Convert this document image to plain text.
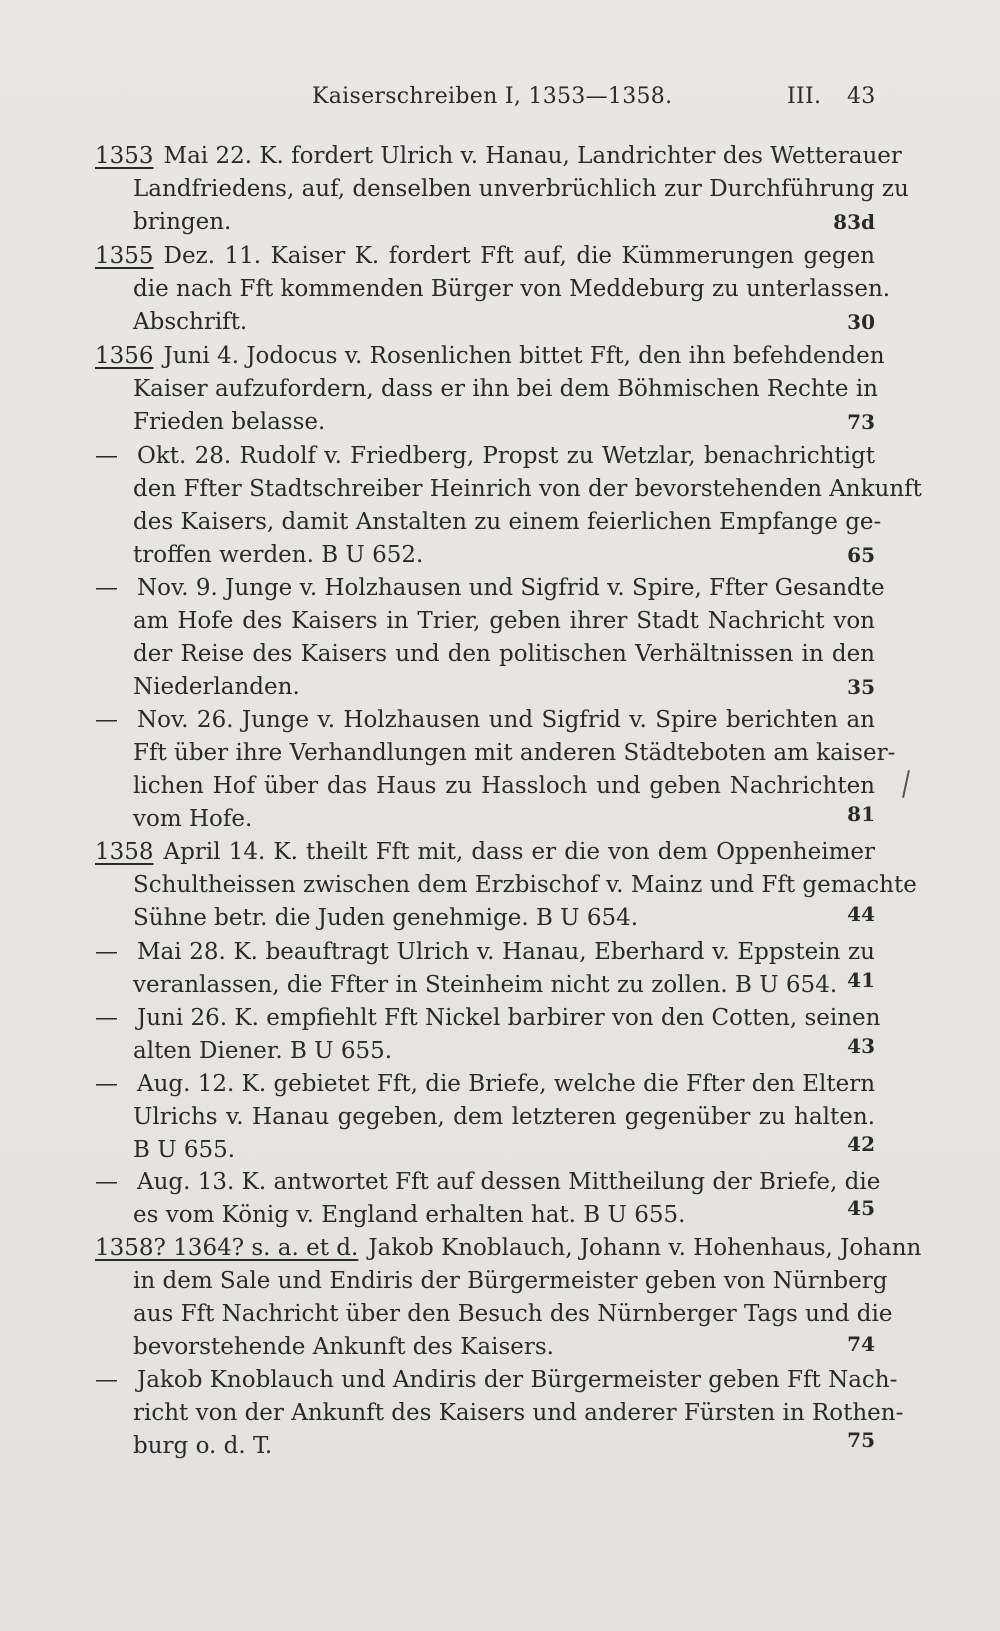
Kaiserschreiben I, 1353—1358.	III. 43
1353 Mai 22. K. fordert Ulrich v. Hanau, Landrichter des Wetterauer
Landfriedens, auf, denselben unverbrüchlich zur Durchführung zu
bringen.	83d
1355 Dez. 11. Kaiser K. fordert Fft auf, die Kümmerungen gegen
die nach Fft kommenden Bürger von Meddeburg zu unterlassen.
Abschrift.	30
1356 Juni 4. Jodocus v. Rosenlichen bittet Fft, den ihn befehdenden
Kaiser aufzufordern, dass er ihn bei dem Böhmischen Rechte in
Frieden belasse.	73
— Okt. 28. Rudolf v. Friedberg, Propst zu Wetzlar, benachrichtigt
den Ffter Stadtschreiber Heinrich von der bevorstehenden Ankunft
des Kaisers, damit Anstalten zu einem feierlichen Empfange ge-
troffen werden. B U 652.	65
— Nov. 9. Junge v. Holzhausen und Sigfrid v. Spire, Ffter Gesandte
am Hofe des Kaisers in Trier, geben ihrer Stadt Nachricht von
der Reise des Kaisers und den politischen Verhältnissen in den
Niederlanden.	35
— Nov. 26. Junge v. Holzhausen und Sigfrid v. Spire berichten an
Fft über ihre Verhandlungen mit anderen Städteboten am kaiser-
lichen Hof über das Haus zu Hassloch und geben Nachrichten
vom Hofe.	81
1358 April 14. K. theilt Fft mit, dass er die von dem Oppenheimer
Schultheissen zwischen dem Erzbischof v. Mainz und Fft gemachte
Sühne betr. die Juden genehmige. B U 654.	44
— Mai 28. K. beauftragt Ulrich v. Hanau, Eberhard v. Eppstein zu
veranlassen, die Ffter in Steinheim nicht zu zollen. B U 654. 41
— Juni 26. K. empfiehlt Fft Nickel barbirer von den Cotten, seinen
alten Diener. B U 655.	43
— Aug. 12. K. gebietet Fft, die Briefe, welche die Ffter den Eltern
Ulrichs v. Hanau gegeben, dem letzteren gegenüber zu halten.
B U 655.	42
— Aug. 13. K. antwortet Fft auf dessen Mittheilung der Briefe, die
es vom König v. England erhalten hat. B U 655.	45
1358? 1364? s. a. et d. Jakob Knoblauch, Johann v. Hohenhaus, Johann
in dem Sale und Endiris der Bürgermeister geben von Nürnberg
aus Fft Nachricht über den Besuch des Nürnberger Tags und die
bevorstehende Ankunft des Kaisers.	74
— Jakob Knoblauch und Andiris der Bürgermeister geben Fft Nach-
richt von der Ankunft des Kaisers und anderer Fürsten in Rothen-
burg o. d. T.	75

+ + + +

**Objective:** Return all the lines that contain the string "Spire".

**Exercise output:**
— Nov. 9. Junge v. Holzhausen und Sigfrid v. Spire, Ffter Gesandte
— Nov. 26. Junge v. Holzhausen und Sigfrid v. Spire berichten an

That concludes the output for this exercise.